### Exercise goal:
Read the data and repeat all of it exactly.

### Data items:

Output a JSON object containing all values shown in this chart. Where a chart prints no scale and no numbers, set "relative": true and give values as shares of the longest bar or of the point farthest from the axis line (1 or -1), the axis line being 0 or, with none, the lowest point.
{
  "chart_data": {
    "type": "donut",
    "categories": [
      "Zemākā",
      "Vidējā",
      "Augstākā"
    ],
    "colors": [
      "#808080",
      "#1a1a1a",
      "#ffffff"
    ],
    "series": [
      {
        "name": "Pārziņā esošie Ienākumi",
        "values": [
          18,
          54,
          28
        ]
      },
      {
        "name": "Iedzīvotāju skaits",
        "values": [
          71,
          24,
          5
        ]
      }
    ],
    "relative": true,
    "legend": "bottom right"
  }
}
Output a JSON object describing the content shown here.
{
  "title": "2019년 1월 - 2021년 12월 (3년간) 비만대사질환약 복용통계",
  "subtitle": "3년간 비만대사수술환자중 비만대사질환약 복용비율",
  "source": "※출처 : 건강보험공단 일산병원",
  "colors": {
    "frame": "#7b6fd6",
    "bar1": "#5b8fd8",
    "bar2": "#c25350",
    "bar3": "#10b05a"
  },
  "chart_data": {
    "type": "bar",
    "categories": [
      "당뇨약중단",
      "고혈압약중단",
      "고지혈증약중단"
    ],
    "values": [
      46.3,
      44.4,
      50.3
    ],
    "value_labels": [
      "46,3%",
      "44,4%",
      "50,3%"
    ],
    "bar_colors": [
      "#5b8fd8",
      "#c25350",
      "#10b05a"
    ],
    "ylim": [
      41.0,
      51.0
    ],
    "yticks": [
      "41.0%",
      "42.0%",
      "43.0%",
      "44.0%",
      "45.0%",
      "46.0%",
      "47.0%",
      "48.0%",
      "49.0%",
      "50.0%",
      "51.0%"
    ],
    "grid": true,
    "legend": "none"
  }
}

### Answer to this problem:
Output a JSON object containing all values shown in this chart. Where a chart prints no scale and no numbers, set "relative": true and give values as shares of the longest bar or of the point farthest from the axis line (1 or -1), the axis line being 0 or, with none, the lowest point.
{
  "chart_data": {
    "type": "donut",
    "categories": [
      "Zemākā",
      "Vidējā",
      "Augstākā"
    ],
    "colors": [
      "#808080",
      "#1a1a1a",
      "#ffffff"
    ],
    "series": [
      {
        "name": "Pārziņā esošie Ienākumi",
        "values": [
          18,
          54,
          28
        ]
      },
      {
        "name": "Iedzīvotāju skaits",
        "values": [
          71,
          24,
          5
        ]
      }
    ],
    "relative": true,
    "legend": "bottom right"
  }
}
Output a JSON object describing the content shown here.
{
  "title": "2019년 1월 - 2021년 12월 (3년간) 비만대사질환약 복용통계",
  "subtitle": "3년간 비만대사수술환자중 비만대사질환약 복용비율",
  "source": "※출처 : 건강보험공단 일산병원",
  "colors": {
    "frame": "#7b6fd6",
    "bar1": "#5b8fd8",
    "bar2": "#c25350",
    "bar3": "#10b05a"
  },
  "chart_data": {
    "type": "bar",
    "categories": [
      "당뇨약중단",
      "고혈압약중단",
      "고지혈증약중단"
    ],
    "values": [
      46.3,
      44.4,
      50.3
    ],
    "value_labels": [
      "46,3%",
      "44,4%",
      "50,3%"
    ],
    "bar_colors": [
      "#5b8fd8",
      "#c25350",
      "#10b05a"
    ],
    "ylim": [
      41.0,
      51.0
    ],
    "yticks": [
      "41.0%",
      "42.0%",
      "43.0%",
      "44.0%",
      "45.0%",
      "46.0%",
      "47.0%",
      "48.0%",
      "49.0%",
      "50.0%",
      "51.0%"
    ],
    "grid": true,
    "legend": "none"
  }
}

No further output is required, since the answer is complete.